--- begin Excerpted data ---
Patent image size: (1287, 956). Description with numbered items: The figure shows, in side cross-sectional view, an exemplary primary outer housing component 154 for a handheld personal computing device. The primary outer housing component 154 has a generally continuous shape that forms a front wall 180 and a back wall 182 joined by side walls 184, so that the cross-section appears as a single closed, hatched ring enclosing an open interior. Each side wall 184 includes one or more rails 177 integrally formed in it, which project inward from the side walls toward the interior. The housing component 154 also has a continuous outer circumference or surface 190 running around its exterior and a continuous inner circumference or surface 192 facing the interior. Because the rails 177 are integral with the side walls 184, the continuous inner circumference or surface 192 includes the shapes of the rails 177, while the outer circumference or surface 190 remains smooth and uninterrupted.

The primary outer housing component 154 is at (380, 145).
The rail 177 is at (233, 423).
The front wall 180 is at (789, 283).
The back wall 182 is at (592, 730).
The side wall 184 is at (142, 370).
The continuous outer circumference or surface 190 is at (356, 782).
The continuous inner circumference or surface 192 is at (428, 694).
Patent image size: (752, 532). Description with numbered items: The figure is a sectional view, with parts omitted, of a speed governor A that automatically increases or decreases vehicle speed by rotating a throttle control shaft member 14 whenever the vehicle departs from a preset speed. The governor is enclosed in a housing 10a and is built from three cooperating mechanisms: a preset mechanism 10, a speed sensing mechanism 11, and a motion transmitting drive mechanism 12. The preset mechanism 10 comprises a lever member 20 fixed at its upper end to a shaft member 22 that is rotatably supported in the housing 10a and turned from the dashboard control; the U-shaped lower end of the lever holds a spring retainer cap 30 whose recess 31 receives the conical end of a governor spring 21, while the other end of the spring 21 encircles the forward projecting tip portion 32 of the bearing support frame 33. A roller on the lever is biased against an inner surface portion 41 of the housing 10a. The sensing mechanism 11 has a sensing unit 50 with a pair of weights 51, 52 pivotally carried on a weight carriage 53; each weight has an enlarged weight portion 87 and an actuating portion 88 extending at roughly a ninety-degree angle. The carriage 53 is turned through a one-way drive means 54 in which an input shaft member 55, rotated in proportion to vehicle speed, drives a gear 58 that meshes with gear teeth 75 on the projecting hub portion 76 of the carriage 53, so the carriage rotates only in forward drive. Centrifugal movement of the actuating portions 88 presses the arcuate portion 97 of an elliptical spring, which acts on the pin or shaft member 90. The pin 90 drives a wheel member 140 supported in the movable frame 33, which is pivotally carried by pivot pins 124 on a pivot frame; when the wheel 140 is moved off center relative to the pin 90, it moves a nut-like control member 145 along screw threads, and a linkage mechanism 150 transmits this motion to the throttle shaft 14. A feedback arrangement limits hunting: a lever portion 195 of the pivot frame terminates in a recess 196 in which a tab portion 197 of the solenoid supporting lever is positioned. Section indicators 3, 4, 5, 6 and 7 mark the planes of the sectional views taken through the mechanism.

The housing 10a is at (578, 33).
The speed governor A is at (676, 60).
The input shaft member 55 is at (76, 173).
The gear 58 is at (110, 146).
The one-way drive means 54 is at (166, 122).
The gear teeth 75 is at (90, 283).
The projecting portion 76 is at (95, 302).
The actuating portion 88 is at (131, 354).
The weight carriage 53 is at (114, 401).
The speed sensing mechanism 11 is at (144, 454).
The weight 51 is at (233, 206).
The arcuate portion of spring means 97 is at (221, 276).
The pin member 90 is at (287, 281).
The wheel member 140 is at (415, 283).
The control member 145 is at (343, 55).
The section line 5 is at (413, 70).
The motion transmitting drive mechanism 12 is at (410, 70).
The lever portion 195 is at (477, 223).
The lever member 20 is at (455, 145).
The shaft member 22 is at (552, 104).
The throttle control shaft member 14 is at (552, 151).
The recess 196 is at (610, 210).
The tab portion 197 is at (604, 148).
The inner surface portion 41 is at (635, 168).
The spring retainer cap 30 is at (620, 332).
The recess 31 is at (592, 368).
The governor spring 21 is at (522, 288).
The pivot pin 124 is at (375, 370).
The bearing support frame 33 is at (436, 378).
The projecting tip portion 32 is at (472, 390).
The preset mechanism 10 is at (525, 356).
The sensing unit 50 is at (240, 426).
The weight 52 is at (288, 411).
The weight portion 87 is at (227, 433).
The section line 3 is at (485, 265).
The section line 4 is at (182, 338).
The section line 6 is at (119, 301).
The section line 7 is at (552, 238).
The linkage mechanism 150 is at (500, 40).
--- end Excerpted data ---
### [What is needed]
Reproduce the items verbatim, from the first line at the start of the items through the line that contains "The continuous inner circumference or surface 192 is", including both of those lines.

### [Correct result]
Patent image size: (1287, 956). Description with numbered items: The figure shows, in side cross-sectional view, an exemplary primary outer housing component 154 for a handheld personal computing device. The primary outer housing component 154 has a generally continuous shape that forms a front wall 180 and a back wall 182 joined by side walls 184, so that the cross-section appears as a single closed, hatched ring enclosing an open interior. Each side wall 184 includes one or more rails 177 integrally formed in it, which project inward from the side walls toward the interior. The housing component 154 also has a continuous outer circumference or surface 190 running around its exterior and a continuous inner circumference or surface 192 facing the interior. Because the rails 177 are integral with the side walls 184, the continuous inner circumference or surface 192 includes the shapes of the rails 177, while the outer circumference or surface 190 remains smooth and uninterrupted.

The primary outer housing component 154 is at (380, 145).
The rail 177 is at (233, 423).
The front wall 180 is at (789, 283).
The back wall 182 is at (592, 730).
The side wall 184 is at (142, 370).
The continuous outer circumference or surface 190 is at (356, 782).
The continuous inner circumference or surface 192 is at (428, 694).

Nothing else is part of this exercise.